DATA FOR THIS EXERCISE
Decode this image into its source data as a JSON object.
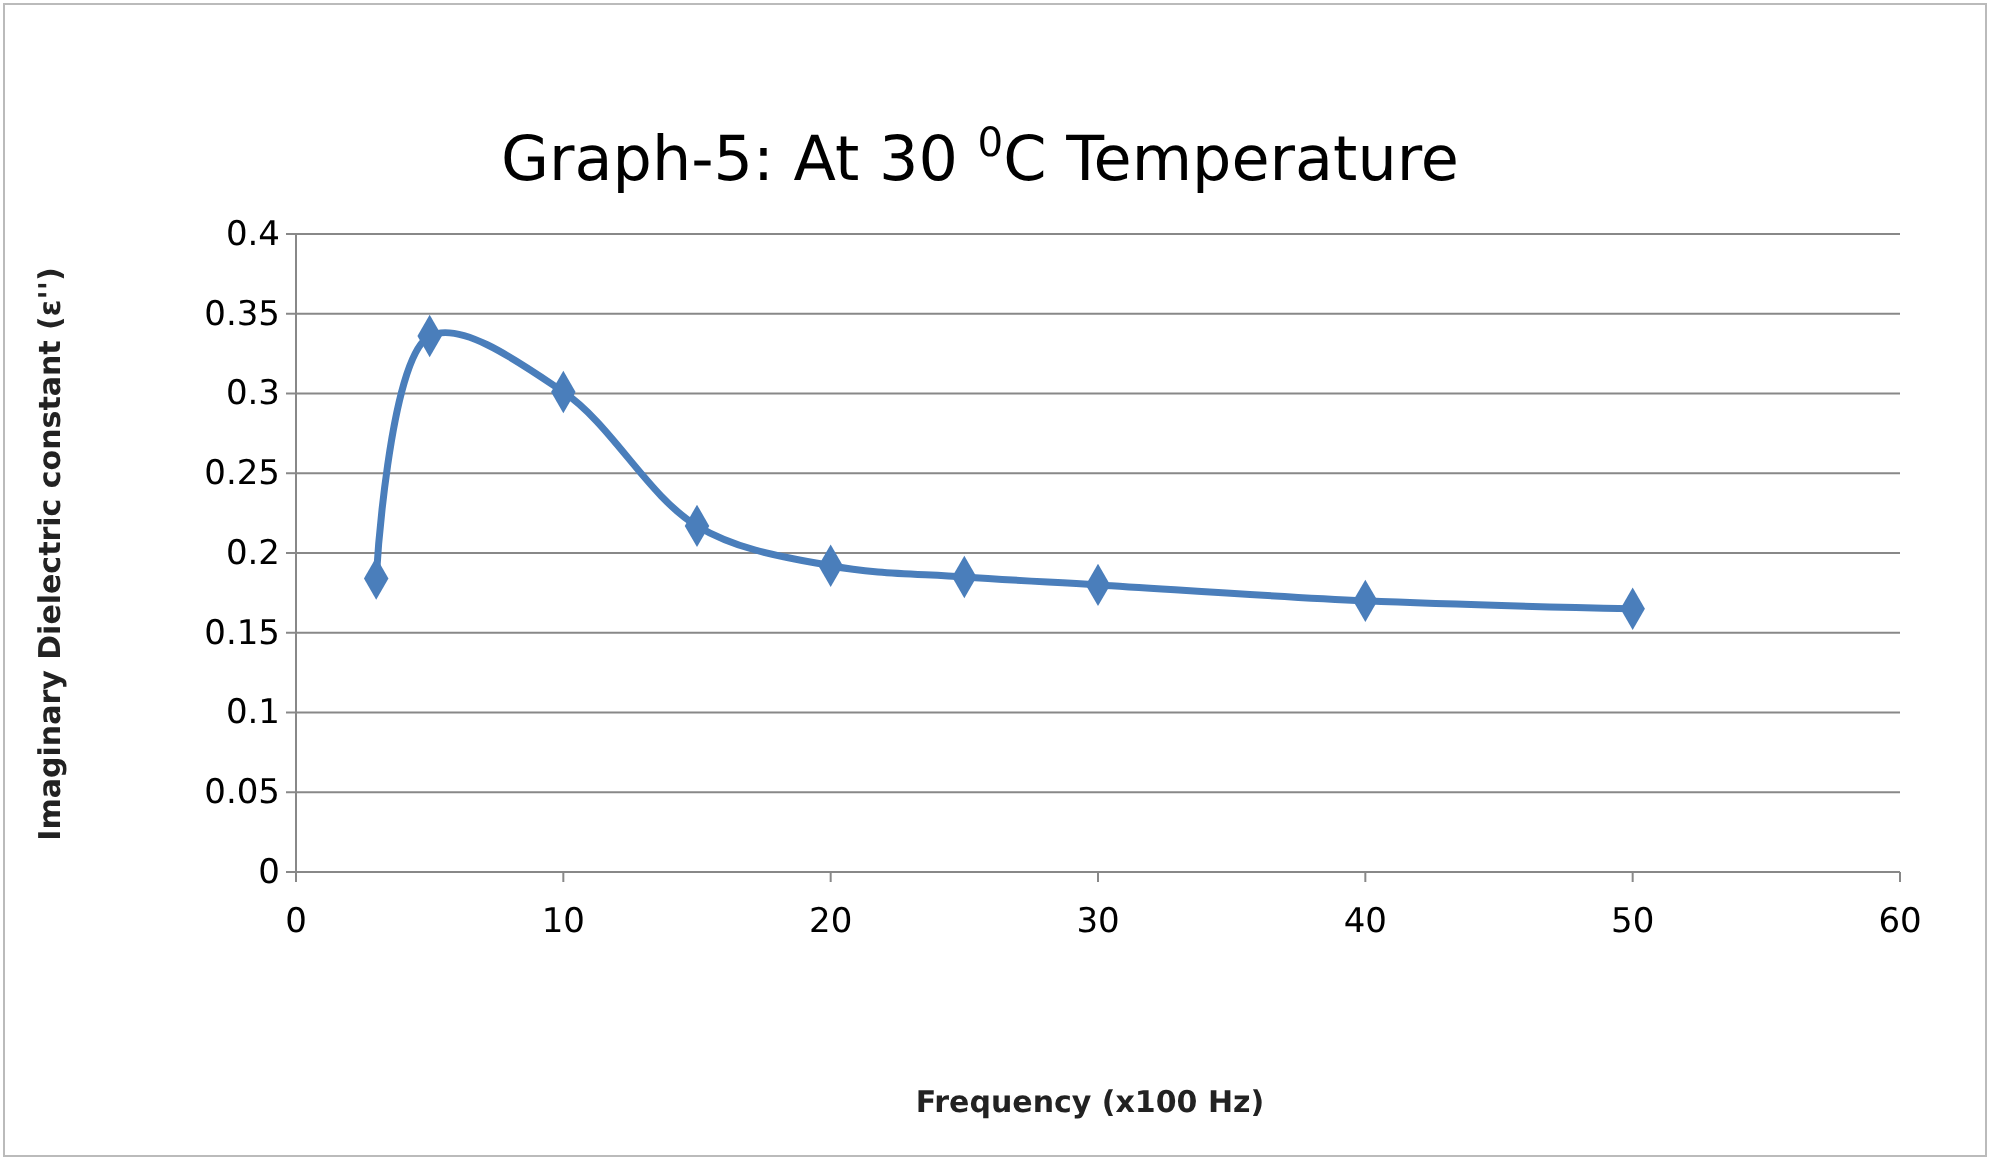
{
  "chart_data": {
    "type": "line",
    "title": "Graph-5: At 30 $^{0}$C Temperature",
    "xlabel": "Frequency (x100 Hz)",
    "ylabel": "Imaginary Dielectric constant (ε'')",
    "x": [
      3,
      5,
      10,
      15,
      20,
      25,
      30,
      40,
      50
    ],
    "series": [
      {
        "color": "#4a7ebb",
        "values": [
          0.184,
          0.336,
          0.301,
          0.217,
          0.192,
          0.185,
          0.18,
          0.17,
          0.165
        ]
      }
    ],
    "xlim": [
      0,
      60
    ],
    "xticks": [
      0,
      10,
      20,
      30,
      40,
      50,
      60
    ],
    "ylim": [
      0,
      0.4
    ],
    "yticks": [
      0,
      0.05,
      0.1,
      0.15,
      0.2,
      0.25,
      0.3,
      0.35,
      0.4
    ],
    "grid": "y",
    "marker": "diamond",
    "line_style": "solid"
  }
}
...
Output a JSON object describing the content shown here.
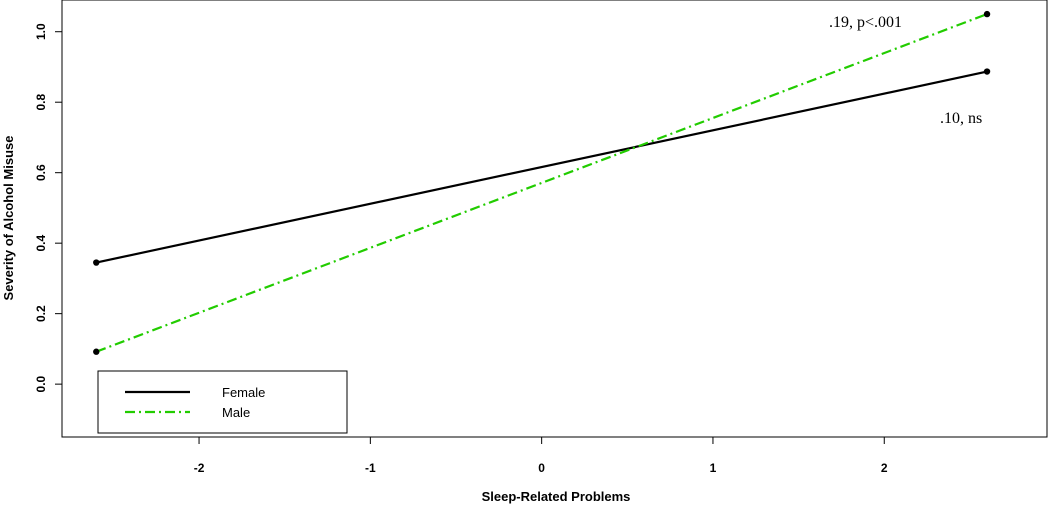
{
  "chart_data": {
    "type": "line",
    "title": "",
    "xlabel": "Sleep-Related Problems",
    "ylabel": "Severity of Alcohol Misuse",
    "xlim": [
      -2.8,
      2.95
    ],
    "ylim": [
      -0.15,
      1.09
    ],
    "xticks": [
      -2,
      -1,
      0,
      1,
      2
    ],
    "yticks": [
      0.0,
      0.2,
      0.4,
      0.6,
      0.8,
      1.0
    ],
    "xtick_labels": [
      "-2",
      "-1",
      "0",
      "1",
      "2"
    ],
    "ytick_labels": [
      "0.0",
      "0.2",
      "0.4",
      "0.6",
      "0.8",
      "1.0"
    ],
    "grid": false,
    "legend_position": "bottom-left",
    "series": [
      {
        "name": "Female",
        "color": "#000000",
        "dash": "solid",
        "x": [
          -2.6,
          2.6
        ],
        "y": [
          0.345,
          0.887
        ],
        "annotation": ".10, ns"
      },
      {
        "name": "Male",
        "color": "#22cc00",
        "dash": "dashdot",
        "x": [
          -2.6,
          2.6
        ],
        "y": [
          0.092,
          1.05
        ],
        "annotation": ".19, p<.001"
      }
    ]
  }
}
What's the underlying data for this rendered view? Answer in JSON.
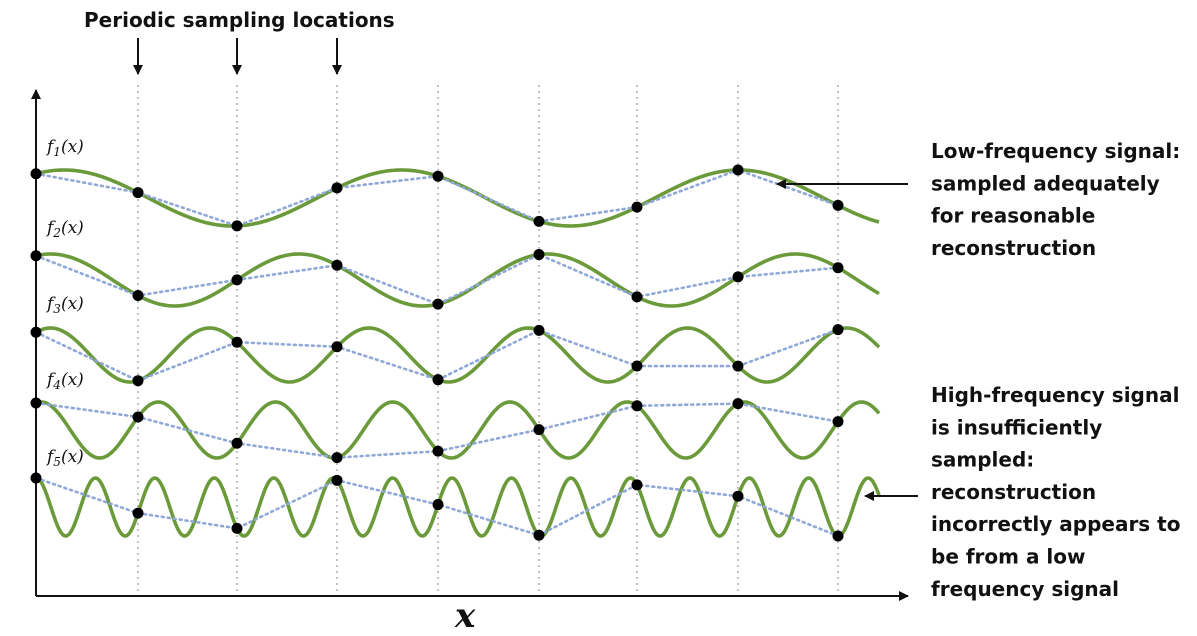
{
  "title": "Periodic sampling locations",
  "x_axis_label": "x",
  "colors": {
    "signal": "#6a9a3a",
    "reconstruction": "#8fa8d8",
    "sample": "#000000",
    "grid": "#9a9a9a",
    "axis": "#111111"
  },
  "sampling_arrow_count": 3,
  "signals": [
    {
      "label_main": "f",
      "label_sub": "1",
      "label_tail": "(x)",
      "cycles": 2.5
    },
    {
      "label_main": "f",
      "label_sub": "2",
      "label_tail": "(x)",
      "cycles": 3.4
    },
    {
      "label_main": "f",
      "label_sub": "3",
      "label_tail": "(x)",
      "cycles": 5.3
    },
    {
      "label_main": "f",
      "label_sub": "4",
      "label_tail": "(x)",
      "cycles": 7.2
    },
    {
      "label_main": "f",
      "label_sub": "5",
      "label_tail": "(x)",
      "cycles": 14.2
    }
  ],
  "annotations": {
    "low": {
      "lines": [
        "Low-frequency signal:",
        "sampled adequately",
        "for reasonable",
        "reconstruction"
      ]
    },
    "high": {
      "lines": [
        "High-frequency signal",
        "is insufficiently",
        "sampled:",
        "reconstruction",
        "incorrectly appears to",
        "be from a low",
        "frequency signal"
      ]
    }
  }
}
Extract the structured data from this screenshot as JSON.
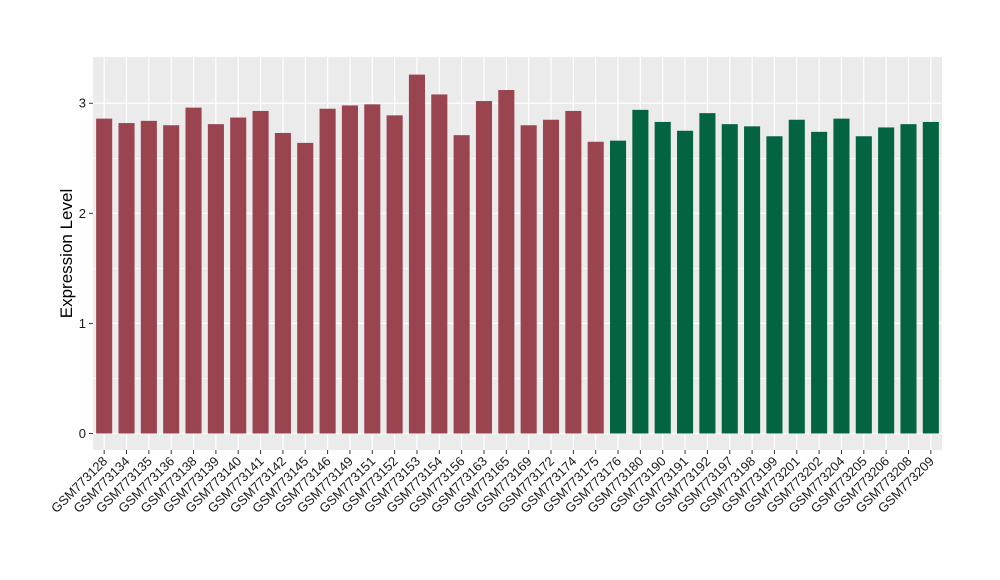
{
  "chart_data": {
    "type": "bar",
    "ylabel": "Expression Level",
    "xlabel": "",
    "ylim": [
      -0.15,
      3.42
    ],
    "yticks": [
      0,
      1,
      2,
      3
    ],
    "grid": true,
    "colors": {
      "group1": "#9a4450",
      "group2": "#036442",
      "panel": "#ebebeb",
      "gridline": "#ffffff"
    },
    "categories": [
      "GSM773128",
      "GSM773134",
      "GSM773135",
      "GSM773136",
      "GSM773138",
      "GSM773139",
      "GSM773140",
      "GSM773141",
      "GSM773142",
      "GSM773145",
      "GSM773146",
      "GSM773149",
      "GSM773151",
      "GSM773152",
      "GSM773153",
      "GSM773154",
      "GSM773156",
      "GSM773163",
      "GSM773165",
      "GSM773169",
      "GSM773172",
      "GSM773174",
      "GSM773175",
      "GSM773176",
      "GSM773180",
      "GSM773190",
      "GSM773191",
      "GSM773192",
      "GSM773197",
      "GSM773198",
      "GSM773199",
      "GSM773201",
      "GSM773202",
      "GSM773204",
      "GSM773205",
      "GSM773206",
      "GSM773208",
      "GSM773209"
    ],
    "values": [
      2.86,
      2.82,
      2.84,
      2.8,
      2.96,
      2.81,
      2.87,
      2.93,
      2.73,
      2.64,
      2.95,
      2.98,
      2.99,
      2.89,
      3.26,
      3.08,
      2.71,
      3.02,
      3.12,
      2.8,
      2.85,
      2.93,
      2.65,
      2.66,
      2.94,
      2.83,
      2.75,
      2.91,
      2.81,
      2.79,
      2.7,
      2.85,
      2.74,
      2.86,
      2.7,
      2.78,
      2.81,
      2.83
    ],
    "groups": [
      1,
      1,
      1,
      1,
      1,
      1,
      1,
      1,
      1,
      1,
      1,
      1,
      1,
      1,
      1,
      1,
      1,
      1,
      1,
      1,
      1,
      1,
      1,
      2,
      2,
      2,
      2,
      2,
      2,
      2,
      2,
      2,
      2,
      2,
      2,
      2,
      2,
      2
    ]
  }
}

TASK TO COMPLETE
Pick out every line above that contains the word "title" and copy it.

TASK ANSWER
    "title": "Graph-5: At 30 $^{0}$C Temperature",
    "title": "",
  "title": "Periodic sampling locations",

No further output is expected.